§ EXTRACTED DATA:

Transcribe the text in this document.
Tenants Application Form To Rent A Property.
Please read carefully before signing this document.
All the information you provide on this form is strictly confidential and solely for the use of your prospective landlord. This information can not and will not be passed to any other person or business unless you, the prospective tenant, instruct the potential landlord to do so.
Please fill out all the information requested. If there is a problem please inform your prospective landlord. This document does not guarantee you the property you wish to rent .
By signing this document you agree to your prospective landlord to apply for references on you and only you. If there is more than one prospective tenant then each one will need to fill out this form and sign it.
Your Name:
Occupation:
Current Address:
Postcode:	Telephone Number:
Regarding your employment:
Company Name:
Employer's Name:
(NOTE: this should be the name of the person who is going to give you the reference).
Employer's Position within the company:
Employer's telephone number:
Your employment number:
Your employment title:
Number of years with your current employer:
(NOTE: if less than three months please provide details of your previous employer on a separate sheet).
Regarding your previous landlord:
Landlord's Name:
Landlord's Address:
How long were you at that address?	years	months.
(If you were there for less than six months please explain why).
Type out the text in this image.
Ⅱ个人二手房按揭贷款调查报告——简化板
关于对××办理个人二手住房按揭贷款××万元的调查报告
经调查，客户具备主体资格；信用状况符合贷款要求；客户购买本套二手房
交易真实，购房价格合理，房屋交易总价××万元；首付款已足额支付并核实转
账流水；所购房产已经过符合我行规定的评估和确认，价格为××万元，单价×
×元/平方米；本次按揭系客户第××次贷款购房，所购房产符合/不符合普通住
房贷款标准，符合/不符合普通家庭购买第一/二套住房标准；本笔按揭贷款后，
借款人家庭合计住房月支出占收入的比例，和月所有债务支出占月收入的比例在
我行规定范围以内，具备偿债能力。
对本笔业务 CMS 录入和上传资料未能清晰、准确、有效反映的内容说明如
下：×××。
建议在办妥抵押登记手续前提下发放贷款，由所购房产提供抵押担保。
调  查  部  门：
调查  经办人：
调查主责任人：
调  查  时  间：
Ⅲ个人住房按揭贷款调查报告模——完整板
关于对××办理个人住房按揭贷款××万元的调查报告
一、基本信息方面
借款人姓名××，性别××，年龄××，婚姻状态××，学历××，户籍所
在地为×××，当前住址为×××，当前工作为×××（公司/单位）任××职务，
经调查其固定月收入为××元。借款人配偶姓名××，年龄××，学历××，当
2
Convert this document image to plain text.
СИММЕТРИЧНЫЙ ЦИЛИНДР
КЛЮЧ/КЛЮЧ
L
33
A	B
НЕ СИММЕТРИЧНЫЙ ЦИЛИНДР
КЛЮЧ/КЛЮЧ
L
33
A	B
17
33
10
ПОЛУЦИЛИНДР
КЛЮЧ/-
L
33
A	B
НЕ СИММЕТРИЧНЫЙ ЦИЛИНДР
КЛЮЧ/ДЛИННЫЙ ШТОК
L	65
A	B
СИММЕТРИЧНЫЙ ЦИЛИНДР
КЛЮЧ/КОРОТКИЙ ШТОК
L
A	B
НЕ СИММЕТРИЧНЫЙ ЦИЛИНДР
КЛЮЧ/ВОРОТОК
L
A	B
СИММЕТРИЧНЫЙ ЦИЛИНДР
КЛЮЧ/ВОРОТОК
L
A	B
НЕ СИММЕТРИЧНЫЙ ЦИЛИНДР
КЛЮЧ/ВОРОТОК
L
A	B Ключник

§ WHAT THIS TASK INVOLVES:
Output exactly the lines between the one containing "Type out the text in this image." and the final line above, both inclusive.

§ WORKED SOLUTION:
Type out the text in this image.
Ⅱ个人二手房按揭贷款调查报告——简化板
关于对××办理个人二手住房按揭贷款××万元的调查报告
经调查，客户具备主体资格；信用状况符合贷款要求；客户购买本套二手房
交易真实，购房价格合理，房屋交易总价××万元；首付款已足额支付并核实转
账流水；所购房产已经过符合我行规定的评估和确认，价格为××万元，单价×
×元/平方米；本次按揭系客户第××次贷款购房，所购房产符合/不符合普通住
房贷款标准，符合/不符合普通家庭购买第一/二套住房标准；本笔按揭贷款后，
借款人家庭合计住房月支出占收入的比例，和月所有债务支出占月收入的比例在
我行规定范围以内，具备偿债能力。
对本笔业务 CMS 录入和上传资料未能清晰、准确、有效反映的内容说明如
下：×××。
建议在办妥抵押登记手续前提下发放贷款，由所购房产提供抵押担保。
调  查  部  门：
调查  经办人：
调查主责任人：
调  查  时  间：
Ⅲ个人住房按揭贷款调查报告模——完整板
关于对××办理个人住房按揭贷款××万元的调查报告
一、基本信息方面
借款人姓名××，性别××，年龄××，婚姻状态××，学历××，户籍所
在地为×××，当前住址为×××，当前工作为×××（公司/单位）任××职务，
经调查其固定月收入为××元。借款人配偶姓名××，年龄××，学历××，当
2
Convert this document image to plain text.
СИММЕТРИЧНЫЙ ЦИЛИНДР
КЛЮЧ/КЛЮЧ
L
33
A	B
НЕ СИММЕТРИЧНЫЙ ЦИЛИНДР
КЛЮЧ/КЛЮЧ
L
33
A	B
17
33
10
ПОЛУЦИЛИНДР
КЛЮЧ/-
L
33
A	B
НЕ СИММЕТРИЧНЫЙ ЦИЛИНДР
КЛЮЧ/ДЛИННЫЙ ШТОК
L	65
A	B
СИММЕТРИЧНЫЙ ЦИЛИНДР
КЛЮЧ/КОРОТКИЙ ШТОК
L
A	B
НЕ СИММЕТРИЧНЫЙ ЦИЛИНДР
КЛЮЧ/ВОРОТОК
L
A	B
СИММЕТРИЧНЫЙ ЦИЛИНДР
КЛЮЧ/ВОРОТОК
L
A	B
НЕ СИММЕТРИЧНЫЙ ЦИЛИНДР
КЛЮЧ/ВОРОТОК
L
A	B Ключник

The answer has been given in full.